* begin *
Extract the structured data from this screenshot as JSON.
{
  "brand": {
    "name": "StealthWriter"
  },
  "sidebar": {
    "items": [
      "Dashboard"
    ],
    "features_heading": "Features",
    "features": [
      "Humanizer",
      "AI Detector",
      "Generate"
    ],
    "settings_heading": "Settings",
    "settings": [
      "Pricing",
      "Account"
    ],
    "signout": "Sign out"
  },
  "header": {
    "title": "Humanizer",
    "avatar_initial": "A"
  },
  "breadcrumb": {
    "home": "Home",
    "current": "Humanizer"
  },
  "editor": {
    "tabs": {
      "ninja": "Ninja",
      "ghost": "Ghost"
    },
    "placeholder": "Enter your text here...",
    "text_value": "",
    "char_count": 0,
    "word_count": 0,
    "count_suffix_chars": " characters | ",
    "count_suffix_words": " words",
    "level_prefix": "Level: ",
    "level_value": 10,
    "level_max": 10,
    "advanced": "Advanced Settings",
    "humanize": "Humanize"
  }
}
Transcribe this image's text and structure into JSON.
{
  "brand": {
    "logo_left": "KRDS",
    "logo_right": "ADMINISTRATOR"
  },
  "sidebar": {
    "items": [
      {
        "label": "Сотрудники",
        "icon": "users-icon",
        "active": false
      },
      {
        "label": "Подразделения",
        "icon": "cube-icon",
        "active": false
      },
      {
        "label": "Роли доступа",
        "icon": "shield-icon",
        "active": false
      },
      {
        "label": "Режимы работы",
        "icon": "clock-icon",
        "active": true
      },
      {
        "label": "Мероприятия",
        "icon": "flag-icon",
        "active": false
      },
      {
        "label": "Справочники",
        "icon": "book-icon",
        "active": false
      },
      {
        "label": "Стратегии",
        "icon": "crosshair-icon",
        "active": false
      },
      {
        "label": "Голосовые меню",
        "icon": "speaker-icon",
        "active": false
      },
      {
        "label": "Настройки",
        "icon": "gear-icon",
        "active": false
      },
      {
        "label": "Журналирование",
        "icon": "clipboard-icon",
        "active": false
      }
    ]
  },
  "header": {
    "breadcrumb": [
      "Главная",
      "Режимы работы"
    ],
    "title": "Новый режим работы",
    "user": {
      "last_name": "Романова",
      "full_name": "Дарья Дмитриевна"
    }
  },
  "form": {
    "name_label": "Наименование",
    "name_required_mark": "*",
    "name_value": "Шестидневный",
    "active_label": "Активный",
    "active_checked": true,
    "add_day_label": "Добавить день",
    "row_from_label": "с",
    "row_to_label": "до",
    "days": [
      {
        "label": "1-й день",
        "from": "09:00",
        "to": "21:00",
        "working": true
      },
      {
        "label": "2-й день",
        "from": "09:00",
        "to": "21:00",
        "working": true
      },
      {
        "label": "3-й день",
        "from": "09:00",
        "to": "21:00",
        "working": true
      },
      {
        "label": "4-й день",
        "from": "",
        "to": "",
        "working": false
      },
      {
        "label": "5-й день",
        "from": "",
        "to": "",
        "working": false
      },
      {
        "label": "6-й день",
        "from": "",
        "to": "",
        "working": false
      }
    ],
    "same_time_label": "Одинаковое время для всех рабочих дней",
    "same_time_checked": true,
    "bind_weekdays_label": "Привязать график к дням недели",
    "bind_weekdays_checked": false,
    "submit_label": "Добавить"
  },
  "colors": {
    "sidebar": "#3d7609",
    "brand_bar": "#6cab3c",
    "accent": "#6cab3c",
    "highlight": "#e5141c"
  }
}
* end *
REQUIRED WORK. What is the number of lines that hold the string "title"? Give it alone.

COMPLETED EXERCISE. 2